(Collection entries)
(begin)

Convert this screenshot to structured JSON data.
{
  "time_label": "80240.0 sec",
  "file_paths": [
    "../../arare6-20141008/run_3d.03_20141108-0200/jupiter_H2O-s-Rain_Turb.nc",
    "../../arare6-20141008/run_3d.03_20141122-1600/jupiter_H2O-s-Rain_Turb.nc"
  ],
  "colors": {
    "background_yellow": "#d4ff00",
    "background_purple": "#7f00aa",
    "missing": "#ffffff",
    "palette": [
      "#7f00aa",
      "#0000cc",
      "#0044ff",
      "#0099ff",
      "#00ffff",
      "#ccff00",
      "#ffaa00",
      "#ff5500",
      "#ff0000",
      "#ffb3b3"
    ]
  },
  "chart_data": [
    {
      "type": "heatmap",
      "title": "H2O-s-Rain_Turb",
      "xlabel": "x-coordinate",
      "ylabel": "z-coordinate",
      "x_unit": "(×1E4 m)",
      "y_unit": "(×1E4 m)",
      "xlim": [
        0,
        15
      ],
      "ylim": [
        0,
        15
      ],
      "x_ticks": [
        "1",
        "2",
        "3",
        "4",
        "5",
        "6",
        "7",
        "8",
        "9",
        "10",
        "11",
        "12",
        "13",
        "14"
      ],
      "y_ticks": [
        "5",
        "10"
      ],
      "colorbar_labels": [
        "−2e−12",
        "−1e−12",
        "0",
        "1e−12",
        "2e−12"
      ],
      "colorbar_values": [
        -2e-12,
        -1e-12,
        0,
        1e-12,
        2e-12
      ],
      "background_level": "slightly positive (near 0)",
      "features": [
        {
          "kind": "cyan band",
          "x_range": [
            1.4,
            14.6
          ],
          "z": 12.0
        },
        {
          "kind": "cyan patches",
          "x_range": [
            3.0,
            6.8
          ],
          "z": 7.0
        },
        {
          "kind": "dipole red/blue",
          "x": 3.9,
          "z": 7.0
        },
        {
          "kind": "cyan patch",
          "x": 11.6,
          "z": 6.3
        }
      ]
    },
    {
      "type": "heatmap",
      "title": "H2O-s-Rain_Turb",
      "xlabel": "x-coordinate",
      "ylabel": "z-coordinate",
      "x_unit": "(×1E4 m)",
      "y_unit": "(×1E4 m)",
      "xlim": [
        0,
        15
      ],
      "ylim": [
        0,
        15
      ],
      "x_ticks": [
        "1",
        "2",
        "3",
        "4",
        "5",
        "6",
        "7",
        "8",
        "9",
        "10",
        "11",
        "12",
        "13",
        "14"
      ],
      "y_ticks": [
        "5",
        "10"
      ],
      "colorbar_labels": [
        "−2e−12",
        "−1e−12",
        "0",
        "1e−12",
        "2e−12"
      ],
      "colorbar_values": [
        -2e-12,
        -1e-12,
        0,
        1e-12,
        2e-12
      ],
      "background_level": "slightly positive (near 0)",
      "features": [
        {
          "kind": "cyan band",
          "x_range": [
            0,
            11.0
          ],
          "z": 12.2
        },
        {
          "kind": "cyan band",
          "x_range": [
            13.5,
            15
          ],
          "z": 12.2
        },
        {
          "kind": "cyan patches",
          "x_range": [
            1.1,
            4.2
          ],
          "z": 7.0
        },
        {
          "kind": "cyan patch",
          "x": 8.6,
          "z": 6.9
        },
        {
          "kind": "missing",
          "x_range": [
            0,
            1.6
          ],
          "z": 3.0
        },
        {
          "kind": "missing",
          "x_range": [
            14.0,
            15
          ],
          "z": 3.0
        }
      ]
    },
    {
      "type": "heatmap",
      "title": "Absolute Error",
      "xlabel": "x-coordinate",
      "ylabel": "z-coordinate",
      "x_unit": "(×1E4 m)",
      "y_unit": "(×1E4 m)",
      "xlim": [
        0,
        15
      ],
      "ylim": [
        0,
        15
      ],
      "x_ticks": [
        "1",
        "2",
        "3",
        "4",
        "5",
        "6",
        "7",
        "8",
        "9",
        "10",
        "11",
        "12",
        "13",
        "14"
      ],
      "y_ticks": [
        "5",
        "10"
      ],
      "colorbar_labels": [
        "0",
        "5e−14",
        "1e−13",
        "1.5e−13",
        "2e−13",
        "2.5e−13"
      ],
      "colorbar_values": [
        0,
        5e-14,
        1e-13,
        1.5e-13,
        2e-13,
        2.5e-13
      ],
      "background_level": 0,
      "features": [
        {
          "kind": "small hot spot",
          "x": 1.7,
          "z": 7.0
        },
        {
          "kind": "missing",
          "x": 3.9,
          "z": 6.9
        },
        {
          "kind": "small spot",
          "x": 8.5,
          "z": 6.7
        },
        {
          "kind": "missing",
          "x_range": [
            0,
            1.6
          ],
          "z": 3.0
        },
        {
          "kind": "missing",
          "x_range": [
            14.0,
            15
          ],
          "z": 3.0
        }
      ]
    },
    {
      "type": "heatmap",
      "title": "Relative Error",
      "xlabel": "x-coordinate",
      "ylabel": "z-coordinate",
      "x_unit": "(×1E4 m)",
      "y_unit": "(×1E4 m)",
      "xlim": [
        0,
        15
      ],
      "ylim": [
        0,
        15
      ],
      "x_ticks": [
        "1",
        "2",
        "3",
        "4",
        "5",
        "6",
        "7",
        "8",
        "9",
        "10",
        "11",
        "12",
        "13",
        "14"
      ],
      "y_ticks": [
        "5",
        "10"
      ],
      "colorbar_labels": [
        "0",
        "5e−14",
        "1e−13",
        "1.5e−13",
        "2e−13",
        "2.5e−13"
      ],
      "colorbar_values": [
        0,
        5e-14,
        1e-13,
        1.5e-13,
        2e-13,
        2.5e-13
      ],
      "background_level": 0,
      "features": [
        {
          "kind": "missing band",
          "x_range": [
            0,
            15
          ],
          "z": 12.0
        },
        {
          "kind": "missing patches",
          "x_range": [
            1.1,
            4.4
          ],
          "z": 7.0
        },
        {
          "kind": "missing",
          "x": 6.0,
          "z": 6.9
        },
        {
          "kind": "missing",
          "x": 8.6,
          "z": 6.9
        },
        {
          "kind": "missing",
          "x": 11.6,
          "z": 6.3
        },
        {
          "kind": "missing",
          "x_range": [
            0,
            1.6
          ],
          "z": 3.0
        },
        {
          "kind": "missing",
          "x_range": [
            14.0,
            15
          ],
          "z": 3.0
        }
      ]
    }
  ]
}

(end)

*What is required*:
Your task is to give the records above again, exactly.

*Result of the task*:
Convert this screenshot to structured JSON data.
{
  "time_label": "80240.0 sec",
  "file_paths": [
    "../../arare6-20141008/run_3d.03_20141108-0200/jupiter_H2O-s-Rain_Turb.nc",
    "../../arare6-20141008/run_3d.03_20141122-1600/jupiter_H2O-s-Rain_Turb.nc"
  ],
  "colors": {
    "background_yellow": "#d4ff00",
    "background_purple": "#7f00aa",
    "missing": "#ffffff",
    "palette": [
      "#7f00aa",
      "#0000cc",
      "#0044ff",
      "#0099ff",
      "#00ffff",
      "#ccff00",
      "#ffaa00",
      "#ff5500",
      "#ff0000",
      "#ffb3b3"
    ]
  },
  "chart_data": [
    {
      "type": "heatmap",
      "title": "H2O-s-Rain_Turb",
      "xlabel": "x-coordinate",
      "ylabel": "z-coordinate",
      "x_unit": "(×1E4 m)",
      "y_unit": "(×1E4 m)",
      "xlim": [
        0,
        15
      ],
      "ylim": [
        0,
        15
      ],
      "x_ticks": [
        "1",
        "2",
        "3",
        "4",
        "5",
        "6",
        "7",
        "8",
        "9",
        "10",
        "11",
        "12",
        "13",
        "14"
      ],
      "y_ticks": [
        "5",
        "10"
      ],
      "colorbar_labels": [
        "−2e−12",
        "−1e−12",
        "0",
        "1e−12",
        "2e−12"
      ],
      "colorbar_values": [
        -2e-12,
        -1e-12,
        0,
        1e-12,
        2e-12
      ],
      "background_level": "slightly positive (near 0)",
      "features": [
        {
          "kind": "cyan band",
          "x_range": [
            1.4,
            14.6
          ],
          "z": 12.0
        },
        {
          "kind": "cyan patches",
          "x_range": [
            3.0,
            6.8
          ],
          "z": 7.0
        },
        {
          "kind": "dipole red/blue",
          "x": 3.9,
          "z": 7.0
        },
        {
          "kind": "cyan patch",
          "x": 11.6,
          "z": 6.3
        }
      ]
    },
    {
      "type": "heatmap",
      "title": "H2O-s-Rain_Turb",
      "xlabel": "x-coordinate",
      "ylabel": "z-coordinate",
      "x_unit": "(×1E4 m)",
      "y_unit": "(×1E4 m)",
      "xlim": [
        0,
        15
      ],
      "ylim": [
        0,
        15
      ],
      "x_ticks": [
        "1",
        "2",
        "3",
        "4",
        "5",
        "6",
        "7",
        "8",
        "9",
        "10",
        "11",
        "12",
        "13",
        "14"
      ],
      "y_ticks": [
        "5",
        "10"
      ],
      "colorbar_labels": [
        "−2e−12",
        "−1e−12",
        "0",
        "1e−12",
        "2e−12"
      ],
      "colorbar_values": [
        -2e-12,
        -1e-12,
        0,
        1e-12,
        2e-12
      ],
      "background_level": "slightly positive (near 0)",
      "features": [
        {
          "kind": "cyan band",
          "x_range": [
            0,
            11.0
          ],
          "z": 12.2
        },
        {
          "kind": "cyan band",
          "x_range": [
            13.5,
            15
          ],
          "z": 12.2
        },
        {
          "kind": "cyan patches",
          "x_range": [
            1.1,
            4.2
          ],
          "z": 7.0
        },
        {
          "kind": "cyan patch",
          "x": 8.6,
          "z": 6.9
        },
        {
          "kind": "missing",
          "x_range": [
            0,
            1.6
          ],
          "z": 3.0
        },
        {
          "kind": "missing",
          "x_range": [
            14.0,
            15
          ],
          "z": 3.0
        }
      ]
    },
    {
      "type": "heatmap",
      "title": "Absolute Error",
      "xlabel": "x-coordinate",
      "ylabel": "z-coordinate",
      "x_unit": "(×1E4 m)",
      "y_unit": "(×1E4 m)",
      "xlim": [
        0,
        15
      ],
      "ylim": [
        0,
        15
      ],
      "x_ticks": [
        "1",
        "2",
        "3",
        "4",
        "5",
        "6",
        "7",
        "8",
        "9",
        "10",
        "11",
        "12",
        "13",
        "14"
      ],
      "y_ticks": [
        "5",
        "10"
      ],
      "colorbar_labels": [
        "0",
        "5e−14",
        "1e−13",
        "1.5e−13",
        "2e−13",
        "2.5e−13"
      ],
      "colorbar_values": [
        0,
        5e-14,
        1e-13,
        1.5e-13,
        2e-13,
        2.5e-13
      ],
      "background_level": 0,
      "features": [
        {
          "kind": "small hot spot",
          "x": 1.7,
          "z": 7.0
        },
        {
          "kind": "missing",
          "x": 3.9,
          "z": 6.9
        },
        {
          "kind": "small spot",
          "x": 8.5,
          "z": 6.7
        },
        {
          "kind": "missing",
          "x_range": [
            0,
            1.6
          ],
          "z": 3.0
        },
        {
          "kind": "missing",
          "x_range": [
            14.0,
            15
          ],
          "z": 3.0
        }
      ]
    },
    {
      "type": "heatmap",
      "title": "Relative Error",
      "xlabel": "x-coordinate",
      "ylabel": "z-coordinate",
      "x_unit": "(×1E4 m)",
      "y_unit": "(×1E4 m)",
      "xlim": [
        0,
        15
      ],
      "ylim": [
        0,
        15
      ],
      "x_ticks": [
        "1",
        "2",
        "3",
        "4",
        "5",
        "6",
        "7",
        "8",
        "9",
        "10",
        "11",
        "12",
        "13",
        "14"
      ],
      "y_ticks": [
        "5",
        "10"
      ],
      "colorbar_labels": [
        "0",
        "5e−14",
        "1e−13",
        "1.5e−13",
        "2e−13",
        "2.5e−13"
      ],
      "colorbar_values": [
        0,
        5e-14,
        1e-13,
        1.5e-13,
        2e-13,
        2.5e-13
      ],
      "background_level": 0,
      "features": [
        {
          "kind": "missing band",
          "x_range": [
            0,
            15
          ],
          "z": 12.0
        },
        {
          "kind": "missing patches",
          "x_range": [
            1.1,
            4.4
          ],
          "z": 7.0
        },
        {
          "kind": "missing",
          "x": 6.0,
          "z": 6.9
        },
        {
          "kind": "missing",
          "x": 8.6,
          "z": 6.9
        },
        {
          "kind": "missing",
          "x": 11.6,
          "z": 6.3
        },
        {
          "kind": "missing",
          "x_range": [
            0,
            1.6
          ],
          "z": 3.0
        },
        {
          "kind": "missing",
          "x_range": [
            14.0,
            15
          ],
          "z": 3.0
        }
      ]
    }
  ]
}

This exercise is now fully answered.